• [Given data]:
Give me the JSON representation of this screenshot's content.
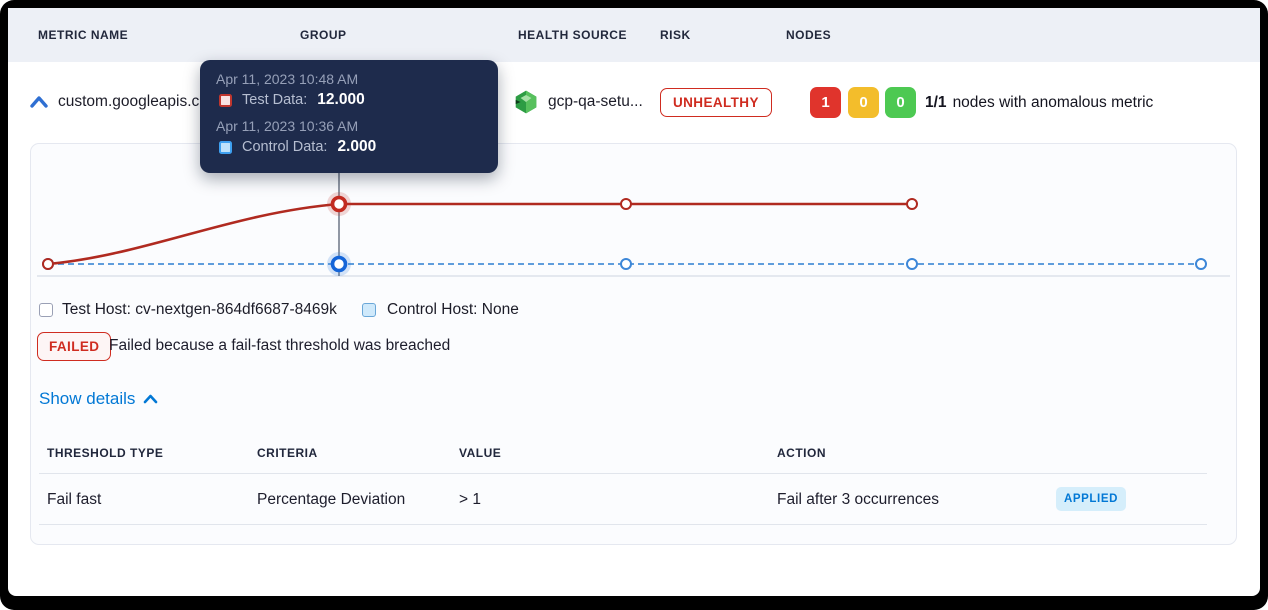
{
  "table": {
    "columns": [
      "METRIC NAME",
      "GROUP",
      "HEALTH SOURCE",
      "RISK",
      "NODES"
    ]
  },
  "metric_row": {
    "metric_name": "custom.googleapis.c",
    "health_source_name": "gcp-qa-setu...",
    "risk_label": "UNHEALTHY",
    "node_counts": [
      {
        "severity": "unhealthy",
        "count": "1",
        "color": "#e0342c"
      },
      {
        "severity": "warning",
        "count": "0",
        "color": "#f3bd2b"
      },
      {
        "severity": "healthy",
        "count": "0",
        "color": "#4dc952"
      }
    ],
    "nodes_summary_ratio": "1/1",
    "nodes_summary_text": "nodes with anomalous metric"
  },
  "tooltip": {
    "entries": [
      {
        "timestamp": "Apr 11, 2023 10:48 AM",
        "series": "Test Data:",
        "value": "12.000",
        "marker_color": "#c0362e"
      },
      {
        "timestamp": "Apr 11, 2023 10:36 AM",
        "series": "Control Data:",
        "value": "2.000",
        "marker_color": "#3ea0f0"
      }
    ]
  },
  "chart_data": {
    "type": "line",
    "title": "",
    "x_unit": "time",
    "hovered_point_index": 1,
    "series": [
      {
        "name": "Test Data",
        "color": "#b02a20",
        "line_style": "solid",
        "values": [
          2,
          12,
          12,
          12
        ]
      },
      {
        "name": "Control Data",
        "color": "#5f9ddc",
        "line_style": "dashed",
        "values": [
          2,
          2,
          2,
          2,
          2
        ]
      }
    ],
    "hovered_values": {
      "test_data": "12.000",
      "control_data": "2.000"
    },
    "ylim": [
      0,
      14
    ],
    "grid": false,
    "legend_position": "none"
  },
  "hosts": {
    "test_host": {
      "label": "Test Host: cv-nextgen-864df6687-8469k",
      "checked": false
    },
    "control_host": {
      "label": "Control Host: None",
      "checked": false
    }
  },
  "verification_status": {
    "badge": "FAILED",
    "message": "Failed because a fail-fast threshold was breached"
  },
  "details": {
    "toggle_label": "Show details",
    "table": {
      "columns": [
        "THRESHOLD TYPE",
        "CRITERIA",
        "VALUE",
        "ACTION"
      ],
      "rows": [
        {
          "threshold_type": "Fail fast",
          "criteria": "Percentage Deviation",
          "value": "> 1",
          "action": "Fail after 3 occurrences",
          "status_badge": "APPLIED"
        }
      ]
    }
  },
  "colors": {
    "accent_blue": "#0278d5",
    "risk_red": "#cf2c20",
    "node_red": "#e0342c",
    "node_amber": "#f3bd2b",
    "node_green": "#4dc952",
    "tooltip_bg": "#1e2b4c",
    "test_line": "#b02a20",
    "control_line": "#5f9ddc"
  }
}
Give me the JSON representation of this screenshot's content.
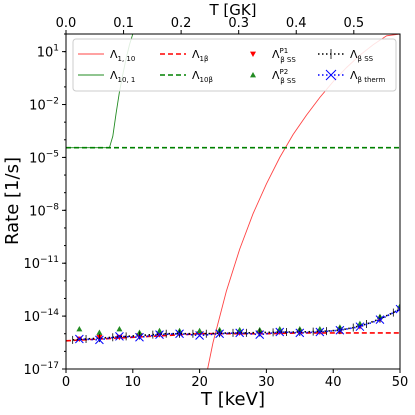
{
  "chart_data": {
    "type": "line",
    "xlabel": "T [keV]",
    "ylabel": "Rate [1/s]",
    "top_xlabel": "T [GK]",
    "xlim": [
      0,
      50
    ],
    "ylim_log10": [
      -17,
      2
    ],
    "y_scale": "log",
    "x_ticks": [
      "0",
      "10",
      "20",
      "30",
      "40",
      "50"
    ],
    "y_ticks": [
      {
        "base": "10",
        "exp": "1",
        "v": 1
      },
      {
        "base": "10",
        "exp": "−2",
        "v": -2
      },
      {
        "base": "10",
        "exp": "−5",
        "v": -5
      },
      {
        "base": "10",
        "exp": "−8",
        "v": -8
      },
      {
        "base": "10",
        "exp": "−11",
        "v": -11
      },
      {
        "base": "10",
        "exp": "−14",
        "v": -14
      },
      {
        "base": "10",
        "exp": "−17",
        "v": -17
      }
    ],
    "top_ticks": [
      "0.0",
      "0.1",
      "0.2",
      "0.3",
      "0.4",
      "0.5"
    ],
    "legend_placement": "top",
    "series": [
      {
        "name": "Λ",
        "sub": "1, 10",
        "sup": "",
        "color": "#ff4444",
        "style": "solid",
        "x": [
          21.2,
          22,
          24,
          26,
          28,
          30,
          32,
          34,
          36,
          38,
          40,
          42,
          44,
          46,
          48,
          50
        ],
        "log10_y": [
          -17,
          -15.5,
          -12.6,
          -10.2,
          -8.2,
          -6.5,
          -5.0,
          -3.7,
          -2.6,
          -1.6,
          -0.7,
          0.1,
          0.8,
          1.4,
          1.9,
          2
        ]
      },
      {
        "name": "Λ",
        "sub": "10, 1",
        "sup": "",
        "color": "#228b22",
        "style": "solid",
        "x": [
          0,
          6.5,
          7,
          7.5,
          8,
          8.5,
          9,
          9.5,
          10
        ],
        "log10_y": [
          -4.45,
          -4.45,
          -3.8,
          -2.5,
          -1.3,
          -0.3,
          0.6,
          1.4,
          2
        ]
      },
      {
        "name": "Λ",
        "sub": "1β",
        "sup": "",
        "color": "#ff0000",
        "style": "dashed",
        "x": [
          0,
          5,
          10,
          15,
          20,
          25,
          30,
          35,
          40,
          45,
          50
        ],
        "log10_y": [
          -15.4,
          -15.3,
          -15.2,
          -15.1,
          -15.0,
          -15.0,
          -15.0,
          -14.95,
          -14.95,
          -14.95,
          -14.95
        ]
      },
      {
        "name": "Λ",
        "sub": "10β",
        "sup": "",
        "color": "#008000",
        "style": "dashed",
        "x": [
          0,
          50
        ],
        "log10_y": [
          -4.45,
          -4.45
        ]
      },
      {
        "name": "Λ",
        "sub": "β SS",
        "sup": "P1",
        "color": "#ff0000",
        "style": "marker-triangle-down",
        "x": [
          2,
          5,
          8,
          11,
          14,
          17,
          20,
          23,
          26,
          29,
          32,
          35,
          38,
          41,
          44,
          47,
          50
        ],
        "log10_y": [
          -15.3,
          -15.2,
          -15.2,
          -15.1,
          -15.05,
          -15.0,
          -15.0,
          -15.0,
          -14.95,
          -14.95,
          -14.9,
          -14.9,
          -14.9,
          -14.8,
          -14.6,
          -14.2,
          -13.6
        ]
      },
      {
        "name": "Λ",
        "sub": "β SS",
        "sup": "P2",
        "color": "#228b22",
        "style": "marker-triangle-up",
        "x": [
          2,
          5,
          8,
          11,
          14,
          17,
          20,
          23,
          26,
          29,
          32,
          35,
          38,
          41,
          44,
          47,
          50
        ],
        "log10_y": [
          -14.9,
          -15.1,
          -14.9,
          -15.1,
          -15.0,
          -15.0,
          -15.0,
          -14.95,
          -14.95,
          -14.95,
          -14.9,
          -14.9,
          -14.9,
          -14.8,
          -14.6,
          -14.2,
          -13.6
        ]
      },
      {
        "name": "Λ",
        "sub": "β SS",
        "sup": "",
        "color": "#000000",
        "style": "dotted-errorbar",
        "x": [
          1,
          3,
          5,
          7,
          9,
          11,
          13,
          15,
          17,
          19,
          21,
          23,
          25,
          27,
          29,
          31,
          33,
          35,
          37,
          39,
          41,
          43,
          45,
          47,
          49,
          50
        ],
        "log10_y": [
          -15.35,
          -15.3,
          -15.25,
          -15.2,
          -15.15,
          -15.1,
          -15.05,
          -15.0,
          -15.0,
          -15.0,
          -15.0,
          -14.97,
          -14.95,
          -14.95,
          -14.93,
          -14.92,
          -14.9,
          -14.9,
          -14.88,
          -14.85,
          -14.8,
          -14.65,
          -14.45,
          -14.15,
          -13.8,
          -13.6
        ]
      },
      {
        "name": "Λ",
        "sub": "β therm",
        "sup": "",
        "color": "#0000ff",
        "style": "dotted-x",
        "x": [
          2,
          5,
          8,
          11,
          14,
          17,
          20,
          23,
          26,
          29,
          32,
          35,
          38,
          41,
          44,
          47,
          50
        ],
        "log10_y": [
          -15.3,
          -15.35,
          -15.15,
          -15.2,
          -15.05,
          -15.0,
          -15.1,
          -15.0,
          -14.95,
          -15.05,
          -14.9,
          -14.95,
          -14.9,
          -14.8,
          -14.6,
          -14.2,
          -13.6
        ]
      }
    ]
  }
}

==

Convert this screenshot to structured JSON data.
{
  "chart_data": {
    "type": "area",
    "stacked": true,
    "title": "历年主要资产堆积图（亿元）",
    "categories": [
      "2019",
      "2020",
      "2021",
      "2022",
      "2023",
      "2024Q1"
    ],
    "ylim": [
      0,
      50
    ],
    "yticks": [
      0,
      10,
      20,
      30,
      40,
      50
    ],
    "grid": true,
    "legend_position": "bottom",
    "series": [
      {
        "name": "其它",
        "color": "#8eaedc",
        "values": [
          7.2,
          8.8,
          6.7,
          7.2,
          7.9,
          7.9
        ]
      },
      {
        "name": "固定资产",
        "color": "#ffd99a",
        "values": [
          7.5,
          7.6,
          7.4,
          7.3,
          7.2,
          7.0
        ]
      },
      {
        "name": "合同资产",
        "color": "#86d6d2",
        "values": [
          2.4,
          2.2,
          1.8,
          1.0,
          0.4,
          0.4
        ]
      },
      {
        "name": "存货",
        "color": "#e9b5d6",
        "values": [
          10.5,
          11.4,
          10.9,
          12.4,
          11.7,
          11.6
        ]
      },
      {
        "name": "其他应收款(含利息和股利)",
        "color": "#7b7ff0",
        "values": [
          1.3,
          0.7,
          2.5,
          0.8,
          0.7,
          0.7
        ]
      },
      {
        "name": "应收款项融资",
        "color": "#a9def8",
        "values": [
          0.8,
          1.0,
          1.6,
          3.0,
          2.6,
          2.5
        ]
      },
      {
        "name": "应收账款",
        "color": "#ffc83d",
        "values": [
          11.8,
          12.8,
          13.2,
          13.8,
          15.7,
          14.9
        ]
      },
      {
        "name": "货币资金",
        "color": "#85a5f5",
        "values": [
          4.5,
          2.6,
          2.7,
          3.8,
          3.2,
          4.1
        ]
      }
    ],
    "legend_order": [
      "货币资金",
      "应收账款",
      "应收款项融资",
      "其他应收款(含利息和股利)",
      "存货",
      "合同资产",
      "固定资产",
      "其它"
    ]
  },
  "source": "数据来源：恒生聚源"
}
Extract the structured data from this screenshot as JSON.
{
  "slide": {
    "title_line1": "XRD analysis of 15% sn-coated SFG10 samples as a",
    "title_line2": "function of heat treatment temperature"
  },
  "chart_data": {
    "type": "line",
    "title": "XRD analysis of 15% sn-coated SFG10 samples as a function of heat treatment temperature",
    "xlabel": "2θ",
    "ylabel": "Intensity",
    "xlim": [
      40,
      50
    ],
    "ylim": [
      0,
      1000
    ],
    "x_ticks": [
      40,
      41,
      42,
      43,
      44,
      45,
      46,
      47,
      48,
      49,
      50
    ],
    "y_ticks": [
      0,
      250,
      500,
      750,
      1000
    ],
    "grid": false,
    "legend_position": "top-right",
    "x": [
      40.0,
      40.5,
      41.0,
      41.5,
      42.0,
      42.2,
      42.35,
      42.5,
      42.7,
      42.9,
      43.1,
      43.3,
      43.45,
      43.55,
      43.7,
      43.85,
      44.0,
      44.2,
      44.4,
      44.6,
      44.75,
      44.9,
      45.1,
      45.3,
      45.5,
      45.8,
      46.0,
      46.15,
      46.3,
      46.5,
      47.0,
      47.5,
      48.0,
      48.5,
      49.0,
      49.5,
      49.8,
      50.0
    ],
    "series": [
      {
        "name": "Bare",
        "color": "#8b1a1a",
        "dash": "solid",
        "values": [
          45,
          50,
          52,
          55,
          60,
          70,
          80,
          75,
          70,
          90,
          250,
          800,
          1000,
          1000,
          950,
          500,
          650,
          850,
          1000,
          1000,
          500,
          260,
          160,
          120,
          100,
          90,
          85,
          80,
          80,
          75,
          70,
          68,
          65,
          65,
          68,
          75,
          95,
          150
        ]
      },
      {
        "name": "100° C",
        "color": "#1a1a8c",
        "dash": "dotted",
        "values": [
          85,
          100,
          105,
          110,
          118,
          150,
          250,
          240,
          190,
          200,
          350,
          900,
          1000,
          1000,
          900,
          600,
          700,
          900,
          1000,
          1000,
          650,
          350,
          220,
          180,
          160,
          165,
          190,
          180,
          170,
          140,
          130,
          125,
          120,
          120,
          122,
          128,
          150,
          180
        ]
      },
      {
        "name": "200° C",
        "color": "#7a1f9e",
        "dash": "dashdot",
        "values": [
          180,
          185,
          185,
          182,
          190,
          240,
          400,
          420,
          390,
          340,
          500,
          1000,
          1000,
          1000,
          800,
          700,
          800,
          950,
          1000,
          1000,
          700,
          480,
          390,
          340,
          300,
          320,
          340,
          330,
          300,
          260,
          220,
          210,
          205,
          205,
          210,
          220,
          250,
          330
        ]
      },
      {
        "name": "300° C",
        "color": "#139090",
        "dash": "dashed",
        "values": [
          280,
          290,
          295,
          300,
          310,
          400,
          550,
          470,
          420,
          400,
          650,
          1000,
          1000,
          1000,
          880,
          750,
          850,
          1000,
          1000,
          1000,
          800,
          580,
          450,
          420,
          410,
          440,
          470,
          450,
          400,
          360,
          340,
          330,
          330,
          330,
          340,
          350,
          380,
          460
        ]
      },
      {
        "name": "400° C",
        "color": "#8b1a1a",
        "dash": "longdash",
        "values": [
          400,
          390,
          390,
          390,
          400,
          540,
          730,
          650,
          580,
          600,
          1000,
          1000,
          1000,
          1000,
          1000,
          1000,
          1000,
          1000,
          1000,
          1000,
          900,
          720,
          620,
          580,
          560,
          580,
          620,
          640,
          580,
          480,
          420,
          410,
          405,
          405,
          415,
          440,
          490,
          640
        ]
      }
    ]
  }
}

* * *

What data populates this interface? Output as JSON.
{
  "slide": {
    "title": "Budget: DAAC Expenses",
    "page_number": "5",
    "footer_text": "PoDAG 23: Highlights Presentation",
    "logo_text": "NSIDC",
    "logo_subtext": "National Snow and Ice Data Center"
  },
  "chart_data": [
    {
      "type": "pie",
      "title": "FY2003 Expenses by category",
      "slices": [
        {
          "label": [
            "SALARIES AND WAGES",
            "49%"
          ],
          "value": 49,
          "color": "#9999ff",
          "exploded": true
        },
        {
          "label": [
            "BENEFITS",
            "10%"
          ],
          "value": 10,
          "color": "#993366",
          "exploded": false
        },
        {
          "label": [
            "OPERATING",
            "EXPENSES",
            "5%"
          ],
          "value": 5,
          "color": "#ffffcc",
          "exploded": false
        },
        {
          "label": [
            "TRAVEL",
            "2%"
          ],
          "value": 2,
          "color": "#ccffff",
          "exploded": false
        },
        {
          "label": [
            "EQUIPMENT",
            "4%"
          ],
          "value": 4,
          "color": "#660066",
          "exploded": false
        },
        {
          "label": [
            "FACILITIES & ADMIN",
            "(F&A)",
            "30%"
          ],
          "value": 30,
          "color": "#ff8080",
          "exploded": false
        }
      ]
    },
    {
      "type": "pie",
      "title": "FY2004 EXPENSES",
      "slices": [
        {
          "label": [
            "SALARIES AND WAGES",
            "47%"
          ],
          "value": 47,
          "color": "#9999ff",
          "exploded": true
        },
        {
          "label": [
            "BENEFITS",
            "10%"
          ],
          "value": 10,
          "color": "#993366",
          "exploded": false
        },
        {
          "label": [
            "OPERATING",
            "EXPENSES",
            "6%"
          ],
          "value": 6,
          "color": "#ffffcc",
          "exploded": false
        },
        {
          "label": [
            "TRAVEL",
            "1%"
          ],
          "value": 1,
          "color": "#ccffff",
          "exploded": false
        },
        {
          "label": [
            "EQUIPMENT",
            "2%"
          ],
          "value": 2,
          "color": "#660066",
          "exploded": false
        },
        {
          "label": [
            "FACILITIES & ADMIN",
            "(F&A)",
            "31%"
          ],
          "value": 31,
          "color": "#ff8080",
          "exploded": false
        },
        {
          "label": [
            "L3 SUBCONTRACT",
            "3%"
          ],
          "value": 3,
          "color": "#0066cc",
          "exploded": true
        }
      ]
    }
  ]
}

• [Objective]: Copy out each line of the records that holds the string "JSON".

• [Exercise result]:
Give me the JSON representation of this screenshot's content.
Give me the JSON representation of this screenshot's content.
Convert this screenshot to structured JSON data.
Extract the structured data from this screenshot as JSON.
What data populates this interface? Output as JSON.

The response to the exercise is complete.